## Task statement
Scan the data below for the string "them". Show every line where it turns up.
****************************************
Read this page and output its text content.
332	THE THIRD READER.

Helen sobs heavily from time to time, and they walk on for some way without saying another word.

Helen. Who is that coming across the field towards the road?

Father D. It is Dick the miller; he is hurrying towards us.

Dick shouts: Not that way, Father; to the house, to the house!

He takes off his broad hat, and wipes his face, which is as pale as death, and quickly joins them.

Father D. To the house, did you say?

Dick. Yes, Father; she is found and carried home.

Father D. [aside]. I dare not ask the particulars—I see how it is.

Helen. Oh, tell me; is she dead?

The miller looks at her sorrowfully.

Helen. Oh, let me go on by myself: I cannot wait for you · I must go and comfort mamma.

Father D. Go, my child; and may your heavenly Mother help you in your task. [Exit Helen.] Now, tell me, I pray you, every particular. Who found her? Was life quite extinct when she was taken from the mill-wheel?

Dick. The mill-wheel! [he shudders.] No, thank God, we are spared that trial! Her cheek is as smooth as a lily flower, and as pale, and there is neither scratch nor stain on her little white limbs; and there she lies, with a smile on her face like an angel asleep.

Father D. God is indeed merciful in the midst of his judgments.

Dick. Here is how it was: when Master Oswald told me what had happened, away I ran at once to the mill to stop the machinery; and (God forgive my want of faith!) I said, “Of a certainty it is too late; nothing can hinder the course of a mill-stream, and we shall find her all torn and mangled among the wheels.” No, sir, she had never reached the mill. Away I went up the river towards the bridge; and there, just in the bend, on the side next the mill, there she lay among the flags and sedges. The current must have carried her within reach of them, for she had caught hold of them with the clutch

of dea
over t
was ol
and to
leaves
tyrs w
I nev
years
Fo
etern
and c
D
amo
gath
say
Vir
****************************************
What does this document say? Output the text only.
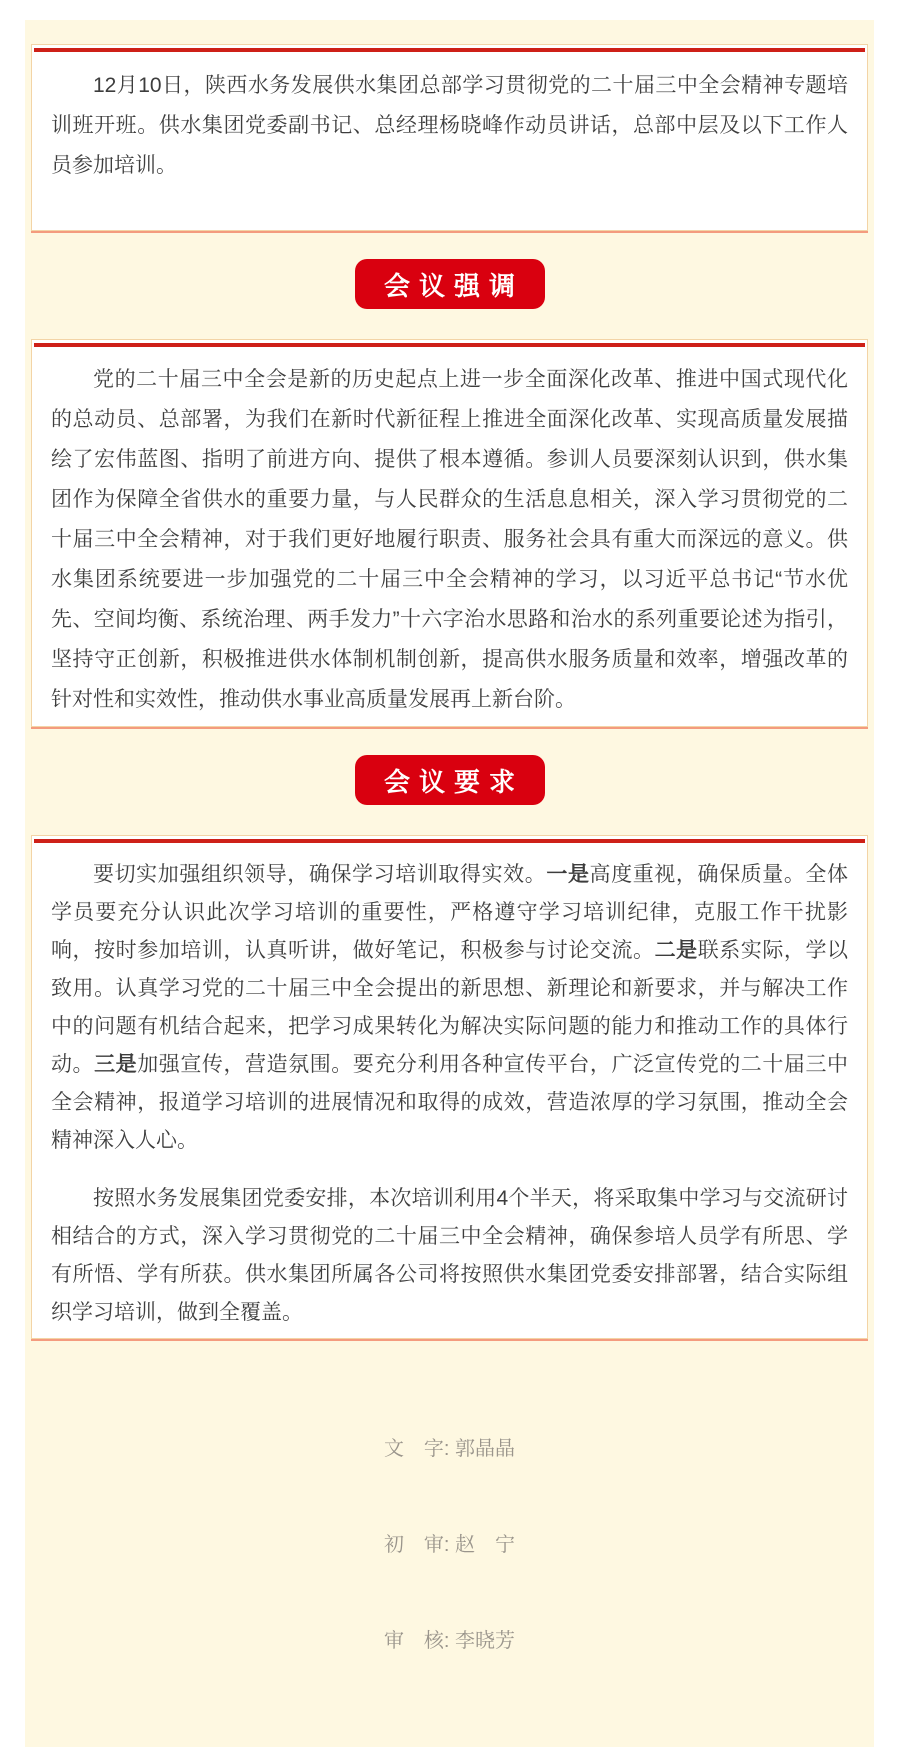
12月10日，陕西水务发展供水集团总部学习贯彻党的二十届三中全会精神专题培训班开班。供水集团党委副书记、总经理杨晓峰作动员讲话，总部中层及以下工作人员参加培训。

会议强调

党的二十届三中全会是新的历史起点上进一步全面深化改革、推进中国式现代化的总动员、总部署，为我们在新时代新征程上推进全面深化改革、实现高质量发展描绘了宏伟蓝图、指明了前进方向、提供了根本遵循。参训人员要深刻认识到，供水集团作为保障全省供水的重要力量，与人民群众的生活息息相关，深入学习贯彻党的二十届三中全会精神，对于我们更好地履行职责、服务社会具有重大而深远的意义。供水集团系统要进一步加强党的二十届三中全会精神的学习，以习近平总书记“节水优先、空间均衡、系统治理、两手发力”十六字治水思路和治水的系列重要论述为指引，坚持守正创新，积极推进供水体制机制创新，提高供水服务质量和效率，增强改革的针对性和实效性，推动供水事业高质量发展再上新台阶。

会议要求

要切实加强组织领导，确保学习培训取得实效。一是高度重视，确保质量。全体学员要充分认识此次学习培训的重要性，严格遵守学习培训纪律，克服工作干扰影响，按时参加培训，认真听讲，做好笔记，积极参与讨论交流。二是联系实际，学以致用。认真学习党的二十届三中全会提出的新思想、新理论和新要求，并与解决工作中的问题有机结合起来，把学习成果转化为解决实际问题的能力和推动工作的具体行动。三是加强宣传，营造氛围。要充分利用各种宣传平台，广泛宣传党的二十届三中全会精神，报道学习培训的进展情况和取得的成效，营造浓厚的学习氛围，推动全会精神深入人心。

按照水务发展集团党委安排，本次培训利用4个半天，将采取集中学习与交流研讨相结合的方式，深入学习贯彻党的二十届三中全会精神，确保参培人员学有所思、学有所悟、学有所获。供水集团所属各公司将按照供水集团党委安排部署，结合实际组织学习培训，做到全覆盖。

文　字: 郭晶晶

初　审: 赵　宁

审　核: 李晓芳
****************************************
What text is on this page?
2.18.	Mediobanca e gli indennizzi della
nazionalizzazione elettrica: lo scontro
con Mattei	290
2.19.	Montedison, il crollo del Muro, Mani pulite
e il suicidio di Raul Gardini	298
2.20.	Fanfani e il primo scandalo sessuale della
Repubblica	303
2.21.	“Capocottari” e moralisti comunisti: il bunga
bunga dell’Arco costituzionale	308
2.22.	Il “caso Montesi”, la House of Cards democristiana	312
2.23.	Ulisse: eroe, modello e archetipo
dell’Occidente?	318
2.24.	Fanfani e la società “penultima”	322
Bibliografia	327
****************************************
## Exercise output
He takes off his broad hat, and wipes his face, which is as pale as death, and quickly joins them.
Dick. Here is how it was: when Master Oswald told me what had happened, away I ran at once to the mill to stop the machinery; and (God forgive my want of faith!) I said, “Of a certainty it is too late; nothing can hinder the course of a mill-stream, and we shall find her all torn and mangled among the wheels.” No, sir, she had never reached the mill. Away I went up the river towards the bridge; and there, just in the bend, on the side next the mill, there she lay among the flags and sedges. The current must have carried her within reach of them, for she had caught hold of them with the clutch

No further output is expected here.